GOAL OF THE EXERCISE
Provide an exact reproduction of every entry.

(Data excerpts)
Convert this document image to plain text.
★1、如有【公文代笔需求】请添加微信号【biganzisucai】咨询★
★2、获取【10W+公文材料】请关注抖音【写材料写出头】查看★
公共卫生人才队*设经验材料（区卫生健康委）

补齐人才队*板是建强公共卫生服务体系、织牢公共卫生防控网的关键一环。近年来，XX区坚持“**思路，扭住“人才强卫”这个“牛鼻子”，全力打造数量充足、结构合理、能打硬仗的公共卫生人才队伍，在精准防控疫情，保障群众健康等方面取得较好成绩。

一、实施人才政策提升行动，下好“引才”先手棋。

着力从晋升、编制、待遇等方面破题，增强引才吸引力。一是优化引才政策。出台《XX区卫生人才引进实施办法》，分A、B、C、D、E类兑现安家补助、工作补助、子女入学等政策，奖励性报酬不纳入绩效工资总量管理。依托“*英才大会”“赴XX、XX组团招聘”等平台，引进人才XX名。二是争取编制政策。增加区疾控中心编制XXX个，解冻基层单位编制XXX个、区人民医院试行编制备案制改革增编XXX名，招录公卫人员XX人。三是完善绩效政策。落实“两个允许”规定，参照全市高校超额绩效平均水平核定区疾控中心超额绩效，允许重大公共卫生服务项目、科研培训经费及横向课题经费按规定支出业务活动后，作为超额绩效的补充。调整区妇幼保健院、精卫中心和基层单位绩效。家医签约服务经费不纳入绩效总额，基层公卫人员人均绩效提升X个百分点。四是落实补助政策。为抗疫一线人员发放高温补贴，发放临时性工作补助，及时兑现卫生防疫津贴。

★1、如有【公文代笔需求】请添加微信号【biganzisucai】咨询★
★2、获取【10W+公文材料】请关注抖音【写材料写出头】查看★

RESULT FOR THIS EXERCISE
Convert this document image to plain text.
★1、如有【公文代笔需求】请添加微信号【biganzisucai】咨询★
★2、获取【10W+公文材料】请关注抖音【写材料写出头】查看★
公共卫生人才队*设经验材料（区卫生健康委）

补齐人才队*板是建强公共卫生服务体系、织牢公共卫生防控网的关键一环。近年来，XX区坚持“**思路，扭住“人才强卫”这个“牛鼻子”，全力打造数量充足、结构合理、能打硬仗的公共卫生人才队伍，在精准防控疫情，保障群众健康等方面取得较好成绩。

一、实施人才政策提升行动，下好“引才”先手棋。

着力从晋升、编制、待遇等方面破题，增强引才吸引力。一是优化引才政策。出台《XX区卫生人才引进实施办法》，分A、B、C、D、E类兑现安家补助、工作补助、子女入学等政策，奖励性报酬不纳入绩效工资总量管理。依托“*英才大会”“赴XX、XX组团招聘”等平台，引进人才XX名。二是争取编制政策。增加区疾控中心编制XXX个，解冻基层单位编制XXX个、区人民医院试行编制备案制改革增编XXX名，招录公卫人员XX人。三是完善绩效政策。落实“两个允许”规定，参照全市高校超额绩效平均水平核定区疾控中心超额绩效，允许重大公共卫生服务项目、科研培训经费及横向课题经费按规定支出业务活动后，作为超额绩效的补充。调整区妇幼保健院、精卫中心和基层单位绩效。家医签约服务经费不纳入绩效总额，基层公卫人员人均绩效提升X个百分点。四是落实补助政策。为抗疫一线人员发放高温补贴，发放临时性工作补助，及时兑现卫生防疫津贴。

★1、如有【公文代笔需求】请添加微信号【biganzisucai】咨询★
★2、获取【10W+公文材料】请关注抖音【写材料写出头】查看★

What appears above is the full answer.